— WRITTEN TASK —
Write the material out again in full, exactly.

— RECORDS FOR THIS EXERCISE —
# # #

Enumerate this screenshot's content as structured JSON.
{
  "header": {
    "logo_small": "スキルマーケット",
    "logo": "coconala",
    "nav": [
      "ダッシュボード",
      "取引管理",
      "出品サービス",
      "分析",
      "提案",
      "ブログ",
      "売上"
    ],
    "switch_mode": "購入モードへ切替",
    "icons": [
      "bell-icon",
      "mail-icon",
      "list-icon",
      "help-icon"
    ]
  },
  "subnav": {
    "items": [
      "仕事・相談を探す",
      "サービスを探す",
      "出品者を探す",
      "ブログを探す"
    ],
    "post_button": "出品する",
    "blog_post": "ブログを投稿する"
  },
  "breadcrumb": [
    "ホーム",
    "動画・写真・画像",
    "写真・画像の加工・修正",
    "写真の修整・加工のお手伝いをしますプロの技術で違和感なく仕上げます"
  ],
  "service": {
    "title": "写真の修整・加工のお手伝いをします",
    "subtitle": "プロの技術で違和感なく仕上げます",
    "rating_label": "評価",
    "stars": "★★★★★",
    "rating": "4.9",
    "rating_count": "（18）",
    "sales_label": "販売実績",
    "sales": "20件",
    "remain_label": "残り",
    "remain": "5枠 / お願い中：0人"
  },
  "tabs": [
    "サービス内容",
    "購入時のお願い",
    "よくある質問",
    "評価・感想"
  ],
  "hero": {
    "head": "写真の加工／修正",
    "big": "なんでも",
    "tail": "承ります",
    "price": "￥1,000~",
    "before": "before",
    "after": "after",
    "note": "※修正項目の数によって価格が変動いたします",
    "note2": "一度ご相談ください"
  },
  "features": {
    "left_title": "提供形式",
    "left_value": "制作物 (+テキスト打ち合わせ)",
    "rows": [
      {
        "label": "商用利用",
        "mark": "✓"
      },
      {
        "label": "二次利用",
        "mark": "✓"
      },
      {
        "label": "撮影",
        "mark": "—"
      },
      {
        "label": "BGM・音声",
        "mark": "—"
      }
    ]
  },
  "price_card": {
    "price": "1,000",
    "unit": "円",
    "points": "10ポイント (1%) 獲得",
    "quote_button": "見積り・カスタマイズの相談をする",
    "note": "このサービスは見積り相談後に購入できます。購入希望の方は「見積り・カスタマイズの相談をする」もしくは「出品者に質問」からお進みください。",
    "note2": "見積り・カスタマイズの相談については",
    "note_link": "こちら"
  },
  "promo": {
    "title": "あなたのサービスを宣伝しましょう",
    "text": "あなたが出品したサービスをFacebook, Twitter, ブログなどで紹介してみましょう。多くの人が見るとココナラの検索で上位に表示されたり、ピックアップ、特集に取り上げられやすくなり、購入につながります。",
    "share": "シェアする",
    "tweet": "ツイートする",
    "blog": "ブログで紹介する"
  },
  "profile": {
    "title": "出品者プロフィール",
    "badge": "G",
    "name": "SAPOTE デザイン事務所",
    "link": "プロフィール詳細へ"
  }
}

# # #

— FINAL RESULT —
Enumerate this screenshot's content as structured JSON.
{
  "header": {
    "logo_small": "スキルマーケット",
    "logo": "coconala",
    "nav": [
      "ダッシュボード",
      "取引管理",
      "出品サービス",
      "分析",
      "提案",
      "ブログ",
      "売上"
    ],
    "switch_mode": "購入モードへ切替",
    "icons": [
      "bell-icon",
      "mail-icon",
      "list-icon",
      "help-icon"
    ]
  },
  "subnav": {
    "items": [
      "仕事・相談を探す",
      "サービスを探す",
      "出品者を探す",
      "ブログを探す"
    ],
    "post_button": "出品する",
    "blog_post": "ブログを投稿する"
  },
  "breadcrumb": [
    "ホーム",
    "動画・写真・画像",
    "写真・画像の加工・修正",
    "写真の修整・加工のお手伝いをしますプロの技術で違和感なく仕上げます"
  ],
  "service": {
    "title": "写真の修整・加工のお手伝いをします",
    "subtitle": "プロの技術で違和感なく仕上げます",
    "rating_label": "評価",
    "stars": "★★★★★",
    "rating": "4.9",
    "rating_count": "（18）",
    "sales_label": "販売実績",
    "sales": "20件",
    "remain_label": "残り",
    "remain": "5枠 / お願い中：0人"
  },
  "tabs": [
    "サービス内容",
    "購入時のお願い",
    "よくある質問",
    "評価・感想"
  ],
  "hero": {
    "head": "写真の加工／修正",
    "big": "なんでも",
    "tail": "承ります",
    "price": "￥1,000~",
    "before": "before",
    "after": "after",
    "note": "※修正項目の数によって価格が変動いたします",
    "note2": "一度ご相談ください"
  },
  "features": {
    "left_title": "提供形式",
    "left_value": "制作物 (+テキスト打ち合わせ)",
    "rows": [
      {
        "label": "商用利用",
        "mark": "✓"
      },
      {
        "label": "二次利用",
        "mark": "✓"
      },
      {
        "label": "撮影",
        "mark": "—"
      },
      {
        "label": "BGM・音声",
        "mark": "—"
      }
    ]
  },
  "price_card": {
    "price": "1,000",
    "unit": "円",
    "points": "10ポイント (1%) 獲得",
    "quote_button": "見積り・カスタマイズの相談をする",
    "note": "このサービスは見積り相談後に購入できます。購入希望の方は「見積り・カスタマイズの相談をする」もしくは「出品者に質問」からお進みください。",
    "note2": "見積り・カスタマイズの相談については",
    "note_link": "こちら"
  },
  "promo": {
    "title": "あなたのサービスを宣伝しましょう",
    "text": "あなたが出品したサービスをFacebook, Twitter, ブログなどで紹介してみましょう。多くの人が見るとココナラの検索で上位に表示されたり、ピックアップ、特集に取り上げられやすくなり、購入につながります。",
    "share": "シェアする",
    "tweet": "ツイートする",
    "blog": "ブログで紹介する"
  },
  "profile": {
    "title": "出品者プロフィール",
    "badge": "G",
    "name": "SAPOTE デザイン事務所",
    "link": "プロフィール詳細へ"
  }
}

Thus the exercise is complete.